* What to work on *
Write the material out again in full, exactly.

* Given information *
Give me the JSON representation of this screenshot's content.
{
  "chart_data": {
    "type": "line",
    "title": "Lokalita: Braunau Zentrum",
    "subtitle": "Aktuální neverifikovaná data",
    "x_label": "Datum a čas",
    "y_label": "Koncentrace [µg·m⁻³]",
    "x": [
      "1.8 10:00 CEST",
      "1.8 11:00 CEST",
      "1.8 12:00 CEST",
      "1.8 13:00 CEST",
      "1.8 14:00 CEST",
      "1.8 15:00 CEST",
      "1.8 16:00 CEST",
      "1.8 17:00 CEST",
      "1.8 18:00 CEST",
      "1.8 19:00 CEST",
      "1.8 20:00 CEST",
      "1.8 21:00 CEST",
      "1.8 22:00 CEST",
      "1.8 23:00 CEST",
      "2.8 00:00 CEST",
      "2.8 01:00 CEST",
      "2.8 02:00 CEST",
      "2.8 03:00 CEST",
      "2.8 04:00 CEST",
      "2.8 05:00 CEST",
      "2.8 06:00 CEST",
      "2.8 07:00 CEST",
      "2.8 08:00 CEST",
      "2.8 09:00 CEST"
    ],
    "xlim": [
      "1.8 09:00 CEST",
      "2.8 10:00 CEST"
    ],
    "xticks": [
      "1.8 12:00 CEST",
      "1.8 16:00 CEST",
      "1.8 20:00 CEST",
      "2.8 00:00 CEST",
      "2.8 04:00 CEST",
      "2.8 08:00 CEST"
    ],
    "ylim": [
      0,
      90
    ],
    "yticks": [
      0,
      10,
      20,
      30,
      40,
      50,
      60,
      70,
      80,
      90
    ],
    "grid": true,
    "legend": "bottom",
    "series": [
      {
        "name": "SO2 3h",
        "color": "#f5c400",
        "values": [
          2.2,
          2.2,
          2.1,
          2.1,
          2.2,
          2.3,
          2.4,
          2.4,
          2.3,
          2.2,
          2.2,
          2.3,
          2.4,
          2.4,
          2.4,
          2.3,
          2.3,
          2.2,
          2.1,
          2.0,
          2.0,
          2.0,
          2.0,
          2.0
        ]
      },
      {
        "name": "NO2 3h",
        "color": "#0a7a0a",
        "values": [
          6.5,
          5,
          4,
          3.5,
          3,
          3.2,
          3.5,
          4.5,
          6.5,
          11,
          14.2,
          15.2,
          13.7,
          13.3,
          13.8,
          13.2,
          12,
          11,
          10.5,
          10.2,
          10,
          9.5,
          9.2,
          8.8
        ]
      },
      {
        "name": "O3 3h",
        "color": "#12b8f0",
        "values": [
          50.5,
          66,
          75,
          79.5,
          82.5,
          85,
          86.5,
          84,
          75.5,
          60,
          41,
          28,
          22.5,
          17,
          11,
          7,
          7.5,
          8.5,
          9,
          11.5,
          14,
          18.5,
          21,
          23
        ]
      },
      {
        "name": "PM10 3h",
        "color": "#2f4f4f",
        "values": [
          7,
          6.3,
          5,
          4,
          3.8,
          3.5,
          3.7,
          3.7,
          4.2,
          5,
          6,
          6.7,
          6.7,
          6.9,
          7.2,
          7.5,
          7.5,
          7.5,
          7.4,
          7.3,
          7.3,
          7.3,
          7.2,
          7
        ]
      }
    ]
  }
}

* Exercise result *
Give me the JSON representation of this screenshot's content.
{
  "chart_data": {
    "type": "line",
    "title": "Lokalita: Braunau Zentrum",
    "subtitle": "Aktuální neverifikovaná data",
    "x_label": "Datum a čas",
    "y_label": "Koncentrace [µg·m⁻³]",
    "x": [
      "1.8 10:00 CEST",
      "1.8 11:00 CEST",
      "1.8 12:00 CEST",
      "1.8 13:00 CEST",
      "1.8 14:00 CEST",
      "1.8 15:00 CEST",
      "1.8 16:00 CEST",
      "1.8 17:00 CEST",
      "1.8 18:00 CEST",
      "1.8 19:00 CEST",
      "1.8 20:00 CEST",
      "1.8 21:00 CEST",
      "1.8 22:00 CEST",
      "1.8 23:00 CEST",
      "2.8 00:00 CEST",
      "2.8 01:00 CEST",
      "2.8 02:00 CEST",
      "2.8 03:00 CEST",
      "2.8 04:00 CEST",
      "2.8 05:00 CEST",
      "2.8 06:00 CEST",
      "2.8 07:00 CEST",
      "2.8 08:00 CEST",
      "2.8 09:00 CEST"
    ],
    "xlim": [
      "1.8 09:00 CEST",
      "2.8 10:00 CEST"
    ],
    "xticks": [
      "1.8 12:00 CEST",
      "1.8 16:00 CEST",
      "1.8 20:00 CEST",
      "2.8 00:00 CEST",
      "2.8 04:00 CEST",
      "2.8 08:00 CEST"
    ],
    "ylim": [
      0,
      90
    ],
    "yticks": [
      0,
      10,
      20,
      30,
      40,
      50,
      60,
      70,
      80,
      90
    ],
    "grid": true,
    "legend": "bottom",
    "series": [
      {
        "name": "SO2 3h",
        "color": "#f5c400",
        "values": [
          2.2,
          2.2,
          2.1,
          2.1,
          2.2,
          2.3,
          2.4,
          2.4,
          2.3,
          2.2,
          2.2,
          2.3,
          2.4,
          2.4,
          2.4,
          2.3,
          2.3,
          2.2,
          2.1,
          2.0,
          2.0,
          2.0,
          2.0,
          2.0
        ]
      },
      {
        "name": "NO2 3h",
        "color": "#0a7a0a",
        "values": [
          6.5,
          5,
          4,
          3.5,
          3,
          3.2,
          3.5,
          4.5,
          6.5,
          11,
          14.2,
          15.2,
          13.7,
          13.3,
          13.8,
          13.2,
          12,
          11,
          10.5,
          10.2,
          10,
          9.5,
          9.2,
          8.8
        ]
      },
      {
        "name": "O3 3h",
        "color": "#12b8f0",
        "values": [
          50.5,
          66,
          75,
          79.5,
          82.5,
          85,
          86.5,
          84,
          75.5,
          60,
          41,
          28,
          22.5,
          17,
          11,
          7,
          7.5,
          8.5,
          9,
          11.5,
          14,
          18.5,
          21,
          23
        ]
      },
      {
        "name": "PM10 3h",
        "color": "#2f4f4f",
        "values": [
          7,
          6.3,
          5,
          4,
          3.8,
          3.5,
          3.7,
          3.7,
          4.2,
          5,
          6,
          6.7,
          6.7,
          6.9,
          7.2,
          7.5,
          7.5,
          7.5,
          7.4,
          7.3,
          7.3,
          7.3,
          7.2,
          7
        ]
      }
    ]
  }
}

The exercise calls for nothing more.